__REQUEST__
Print all of the data exactly.

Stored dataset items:
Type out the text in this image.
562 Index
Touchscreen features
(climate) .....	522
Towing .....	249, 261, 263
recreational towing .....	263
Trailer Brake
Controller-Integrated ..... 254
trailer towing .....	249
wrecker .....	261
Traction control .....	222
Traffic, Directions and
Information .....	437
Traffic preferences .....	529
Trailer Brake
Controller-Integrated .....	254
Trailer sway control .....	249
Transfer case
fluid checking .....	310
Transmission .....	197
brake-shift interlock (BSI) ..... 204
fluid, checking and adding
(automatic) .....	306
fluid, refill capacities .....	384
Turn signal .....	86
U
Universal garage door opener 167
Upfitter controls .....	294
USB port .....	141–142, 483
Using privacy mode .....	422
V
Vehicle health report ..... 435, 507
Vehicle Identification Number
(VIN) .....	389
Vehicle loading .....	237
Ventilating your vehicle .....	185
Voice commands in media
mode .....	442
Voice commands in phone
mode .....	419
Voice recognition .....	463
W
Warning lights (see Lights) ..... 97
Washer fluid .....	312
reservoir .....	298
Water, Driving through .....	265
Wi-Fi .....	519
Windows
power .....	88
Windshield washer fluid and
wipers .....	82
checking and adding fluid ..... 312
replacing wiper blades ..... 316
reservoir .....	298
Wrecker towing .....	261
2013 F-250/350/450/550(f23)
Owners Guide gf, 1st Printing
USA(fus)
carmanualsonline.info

__RESULT OF THIS TASK__
Type out the text in this image.
562 Index
Touchscreen features
(climate) .....	522
Towing .....	249, 261, 263
recreational towing .....	263
Trailer Brake
Controller-Integrated ..... 254
trailer towing .....	249
wrecker .....	261
Traction control .....	222
Traffic, Directions and
Information .....	437
Traffic preferences .....	529
Trailer Brake
Controller-Integrated .....	254
Trailer sway control .....	249
Transfer case
fluid checking .....	310
Transmission .....	197
brake-shift interlock (BSI) ..... 204
fluid, checking and adding
(automatic) .....	306
fluid, refill capacities .....	384
Turn signal .....	86
U
Universal garage door opener 167
Upfitter controls .....	294
USB port .....	141–142, 483
Using privacy mode .....	422
V
Vehicle health report ..... 435, 507
Vehicle Identification Number
(VIN) .....	389
Vehicle loading .....	237
Ventilating your vehicle .....	185
Voice commands in media
mode .....	442
Voice commands in phone
mode .....	419
Voice recognition .....	463
W
Warning lights (see Lights) ..... 97
Washer fluid .....	312
reservoir .....	298
Water, Driving through .....	265
Wi-Fi .....	519
Windows
power .....	88
Windshield washer fluid and
wipers .....	82
checking and adding fluid ..... 312
replacing wiper blades ..... 316
reservoir .....	298
Wrecker towing .....	261
2013 F-250/350/450/550(f23)
Owners Guide gf, 1st Printing
USA(fus)
carmanualsonline.info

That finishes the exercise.